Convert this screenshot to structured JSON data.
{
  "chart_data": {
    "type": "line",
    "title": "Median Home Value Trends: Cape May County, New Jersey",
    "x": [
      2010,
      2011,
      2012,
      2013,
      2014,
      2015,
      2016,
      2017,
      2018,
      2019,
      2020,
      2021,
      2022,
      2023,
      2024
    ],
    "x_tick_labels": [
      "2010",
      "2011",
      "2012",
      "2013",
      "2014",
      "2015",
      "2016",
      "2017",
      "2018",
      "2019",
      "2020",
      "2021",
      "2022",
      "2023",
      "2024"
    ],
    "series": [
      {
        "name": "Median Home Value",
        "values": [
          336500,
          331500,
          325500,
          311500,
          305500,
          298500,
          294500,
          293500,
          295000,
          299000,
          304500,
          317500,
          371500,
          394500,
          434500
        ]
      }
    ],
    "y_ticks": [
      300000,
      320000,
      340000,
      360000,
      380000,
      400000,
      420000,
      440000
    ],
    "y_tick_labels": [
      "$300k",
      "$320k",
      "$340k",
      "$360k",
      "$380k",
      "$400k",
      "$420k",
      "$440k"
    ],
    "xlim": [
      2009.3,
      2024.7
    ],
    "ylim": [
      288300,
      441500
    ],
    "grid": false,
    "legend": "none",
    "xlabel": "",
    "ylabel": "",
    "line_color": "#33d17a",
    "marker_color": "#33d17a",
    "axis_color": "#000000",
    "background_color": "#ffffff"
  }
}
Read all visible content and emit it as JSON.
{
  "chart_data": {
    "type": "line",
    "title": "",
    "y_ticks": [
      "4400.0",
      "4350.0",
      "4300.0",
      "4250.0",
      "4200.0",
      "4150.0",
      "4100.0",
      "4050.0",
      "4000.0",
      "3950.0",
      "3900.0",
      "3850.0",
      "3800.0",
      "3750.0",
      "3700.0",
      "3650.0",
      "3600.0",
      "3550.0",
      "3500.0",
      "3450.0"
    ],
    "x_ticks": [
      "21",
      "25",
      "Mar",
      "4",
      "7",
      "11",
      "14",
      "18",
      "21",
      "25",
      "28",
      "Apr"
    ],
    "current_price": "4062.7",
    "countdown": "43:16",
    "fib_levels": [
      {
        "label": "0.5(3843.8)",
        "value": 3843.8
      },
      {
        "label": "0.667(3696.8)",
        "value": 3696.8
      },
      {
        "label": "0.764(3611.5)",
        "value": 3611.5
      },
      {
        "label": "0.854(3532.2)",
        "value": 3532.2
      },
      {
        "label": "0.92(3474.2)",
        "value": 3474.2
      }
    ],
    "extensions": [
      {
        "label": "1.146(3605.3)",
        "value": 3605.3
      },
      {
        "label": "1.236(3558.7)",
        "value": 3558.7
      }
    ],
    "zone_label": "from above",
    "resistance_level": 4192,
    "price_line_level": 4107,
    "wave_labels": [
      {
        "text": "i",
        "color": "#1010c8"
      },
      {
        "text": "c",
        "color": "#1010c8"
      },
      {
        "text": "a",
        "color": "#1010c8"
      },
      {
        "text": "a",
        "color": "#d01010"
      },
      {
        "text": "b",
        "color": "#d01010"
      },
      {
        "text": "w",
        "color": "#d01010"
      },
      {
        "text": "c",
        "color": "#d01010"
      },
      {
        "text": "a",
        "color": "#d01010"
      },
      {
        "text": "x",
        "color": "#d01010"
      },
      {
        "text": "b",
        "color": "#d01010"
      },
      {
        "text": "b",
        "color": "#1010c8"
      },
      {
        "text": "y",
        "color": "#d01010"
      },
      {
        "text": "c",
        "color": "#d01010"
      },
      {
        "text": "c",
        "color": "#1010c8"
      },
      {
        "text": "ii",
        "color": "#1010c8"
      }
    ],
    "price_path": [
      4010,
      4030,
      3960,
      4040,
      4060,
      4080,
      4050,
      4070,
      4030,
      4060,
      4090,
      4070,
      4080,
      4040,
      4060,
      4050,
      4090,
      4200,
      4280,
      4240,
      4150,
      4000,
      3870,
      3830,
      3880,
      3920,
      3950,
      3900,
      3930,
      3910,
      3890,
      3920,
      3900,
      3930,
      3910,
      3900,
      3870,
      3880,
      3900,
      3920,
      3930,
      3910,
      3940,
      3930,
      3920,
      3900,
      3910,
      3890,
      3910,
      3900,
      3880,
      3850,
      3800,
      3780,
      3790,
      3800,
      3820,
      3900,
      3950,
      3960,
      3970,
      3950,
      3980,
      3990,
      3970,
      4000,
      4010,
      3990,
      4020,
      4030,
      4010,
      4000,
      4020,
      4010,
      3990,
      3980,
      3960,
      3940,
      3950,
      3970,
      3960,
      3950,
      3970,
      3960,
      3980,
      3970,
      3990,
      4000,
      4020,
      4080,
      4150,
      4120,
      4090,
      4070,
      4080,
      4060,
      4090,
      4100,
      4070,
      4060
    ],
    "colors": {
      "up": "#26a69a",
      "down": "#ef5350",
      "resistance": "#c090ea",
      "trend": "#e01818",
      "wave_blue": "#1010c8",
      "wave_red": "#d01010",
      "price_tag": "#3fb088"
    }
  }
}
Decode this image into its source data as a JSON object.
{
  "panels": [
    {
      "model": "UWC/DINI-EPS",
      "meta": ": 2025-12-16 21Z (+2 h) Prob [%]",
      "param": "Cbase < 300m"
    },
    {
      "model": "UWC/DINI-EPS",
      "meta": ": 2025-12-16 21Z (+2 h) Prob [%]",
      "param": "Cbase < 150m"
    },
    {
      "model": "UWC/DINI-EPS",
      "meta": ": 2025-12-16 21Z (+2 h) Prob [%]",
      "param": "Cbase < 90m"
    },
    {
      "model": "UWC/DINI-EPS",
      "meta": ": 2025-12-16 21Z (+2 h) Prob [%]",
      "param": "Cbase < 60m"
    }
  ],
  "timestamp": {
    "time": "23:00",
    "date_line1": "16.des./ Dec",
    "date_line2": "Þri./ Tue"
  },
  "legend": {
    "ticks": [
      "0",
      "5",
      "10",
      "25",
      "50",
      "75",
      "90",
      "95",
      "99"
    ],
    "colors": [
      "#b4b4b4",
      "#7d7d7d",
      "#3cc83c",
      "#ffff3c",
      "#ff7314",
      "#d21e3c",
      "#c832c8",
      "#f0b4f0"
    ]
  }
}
______________________________
> [WRITTEN EXERCISE]
Extract all of the material exactly as it is written.

> [PROBLEM SOLUTION]
Convert this screenshot to structured JSON data.
{
  "chart_data": {
    "type": "line",
    "title": "Median Home Value Trends: Cape May County, New Jersey",
    "x": [
      2010,
      2011,
      2012,
      2013,
      2014,
      2015,
      2016,
      2017,
      2018,
      2019,
      2020,
      2021,
      2022,
      2023,
      2024
    ],
    "x_tick_labels": [
      "2010",
      "2011",
      "2012",
      "2013",
      "2014",
      "2015",
      "2016",
      "2017",
      "2018",
      "2019",
      "2020",
      "2021",
      "2022",
      "2023",
      "2024"
    ],
    "series": [
      {
        "name": "Median Home Value",
        "values": [
          336500,
          331500,
          325500,
          311500,
          305500,
          298500,
          294500,
          293500,
          295000,
          299000,
          304500,
          317500,
          371500,
          394500,
          434500
        ]
      }
    ],
    "y_ticks": [
      300000,
      320000,
      340000,
      360000,
      380000,
      400000,
      420000,
      440000
    ],
    "y_tick_labels": [
      "$300k",
      "$320k",
      "$340k",
      "$360k",
      "$380k",
      "$400k",
      "$420k",
      "$440k"
    ],
    "xlim": [
      2009.3,
      2024.7
    ],
    "ylim": [
      288300,
      441500
    ],
    "grid": false,
    "legend": "none",
    "xlabel": "",
    "ylabel": "",
    "line_color": "#33d17a",
    "marker_color": "#33d17a",
    "axis_color": "#000000",
    "background_color": "#ffffff"
  }
}
Read all visible content and emit it as JSON.
{
  "chart_data": {
    "type": "line",
    "title": "",
    "y_ticks": [
      "4400.0",
      "4350.0",
      "4300.0",
      "4250.0",
      "4200.0",
      "4150.0",
      "4100.0",
      "4050.0",
      "4000.0",
      "3950.0",
      "3900.0",
      "3850.0",
      "3800.0",
      "3750.0",
      "3700.0",
      "3650.0",
      "3600.0",
      "3550.0",
      "3500.0",
      "3450.0"
    ],
    "x_ticks": [
      "21",
      "25",
      "Mar",
      "4",
      "7",
      "11",
      "14",
      "18",
      "21",
      "25",
      "28",
      "Apr"
    ],
    "current_price": "4062.7",
    "countdown": "43:16",
    "fib_levels": [
      {
        "label": "0.5(3843.8)",
        "value": 3843.8
      },
      {
        "label": "0.667(3696.8)",
        "value": 3696.8
      },
      {
        "label": "0.764(3611.5)",
        "value": 3611.5
      },
      {
        "label": "0.854(3532.2)",
        "value": 3532.2
      },
      {
        "label": "0.92(3474.2)",
        "value": 3474.2
      }
    ],
    "extensions": [
      {
        "label": "1.146(3605.3)",
        "value": 3605.3
      },
      {
        "label": "1.236(3558.7)",
        "value": 3558.7
      }
    ],
    "zone_label": "from above",
    "resistance_level": 4192,
    "price_line_level": 4107,
    "wave_labels": [
      {
        "text": "i",
        "color": "#1010c8"
      },
      {
        "text": "c",
        "color": "#1010c8"
      },
      {
        "text": "a",
        "color": "#1010c8"
      },
      {
        "text": "a",
        "color": "#d01010"
      },
      {
        "text": "b",
        "color": "#d01010"
      },
      {
        "text": "w",
        "color": "#d01010"
      },
      {
        "text": "c",
        "color": "#d01010"
      },
      {
        "text": "a",
        "color": "#d01010"
      },
      {
        "text": "x",
        "color": "#d01010"
      },
      {
        "text": "b",
        "color": "#d01010"
      },
      {
        "text": "b",
        "color": "#1010c8"
      },
      {
        "text": "y",
        "color": "#d01010"
      },
      {
        "text": "c",
        "color": "#d01010"
      },
      {
        "text": "c",
        "color": "#1010c8"
      },
      {
        "text": "ii",
        "color": "#1010c8"
      }
    ],
    "price_path": [
      4010,
      4030,
      3960,
      4040,
      4060,
      4080,
      4050,
      4070,
      4030,
      4060,
      4090,
      4070,
      4080,
      4040,
      4060,
      4050,
      4090,
      4200,
      4280,
      4240,
      4150,
      4000,
      3870,
      3830,
      3880,
      3920,
      3950,
      3900,
      3930,
      3910,
      3890,
      3920,
      3900,
      3930,
      3910,
      3900,
      3870,
      3880,
      3900,
      3920,
      3930,
      3910,
      3940,
      3930,
      3920,
      3900,
      3910,
      3890,
      3910,
      3900,
      3880,
      3850,
      3800,
      3780,
      3790,
      3800,
      3820,
      3900,
      3950,
      3960,
      3970,
      3950,
      3980,
      3990,
      3970,
      4000,
      4010,
      3990,
      4020,
      4030,
      4010,
      4000,
      4020,
      4010,
      3990,
      3980,
      3960,
      3940,
      3950,
      3970,
      3960,
      3950,
      3970,
      3960,
      3980,
      3970,
      3990,
      4000,
      4020,
      4080,
      4150,
      4120,
      4090,
      4070,
      4080,
      4060,
      4090,
      4100,
      4070,
      4060
    ],
    "colors": {
      "up": "#26a69a",
      "down": "#ef5350",
      "resistance": "#c090ea",
      "trend": "#e01818",
      "wave_blue": "#1010c8",
      "wave_red": "#d01010",
      "price_tag": "#3fb088"
    }
  }
}
Decode this image into its source data as a JSON object.
{
  "panels": [
    {
      "model": "UWC/DINI-EPS",
      "meta": ": 2025-12-16 21Z (+2 h) Prob [%]",
      "param": "Cbase < 300m"
    },
    {
      "model": "UWC/DINI-EPS",
      "meta": ": 2025-12-16 21Z (+2 h) Prob [%]",
      "param": "Cbase < 150m"
    },
    {
      "model": "UWC/DINI-EPS",
      "meta": ": 2025-12-16 21Z (+2 h) Prob [%]",
      "param": "Cbase < 90m"
    },
    {
      "model": "UWC/DINI-EPS",
      "meta": ": 2025-12-16 21Z (+2 h) Prob [%]",
      "param": "Cbase < 60m"
    }
  ],
  "timestamp": {
    "time": "23:00",
    "date_line1": "16.des./ Dec",
    "date_line2": "Þri./ Tue"
  },
  "legend": {
    "ticks": [
      "0",
      "5",
      "10",
      "25",
      "50",
      "75",
      "90",
      "95",
      "99"
    ],
    "colors": [
      "#b4b4b4",
      "#7d7d7d",
      "#3cc83c",
      "#ffff3c",
      "#ff7314",
      "#d21e3c",
      "#c832c8",
      "#f0b4f0"
    ]
  }
}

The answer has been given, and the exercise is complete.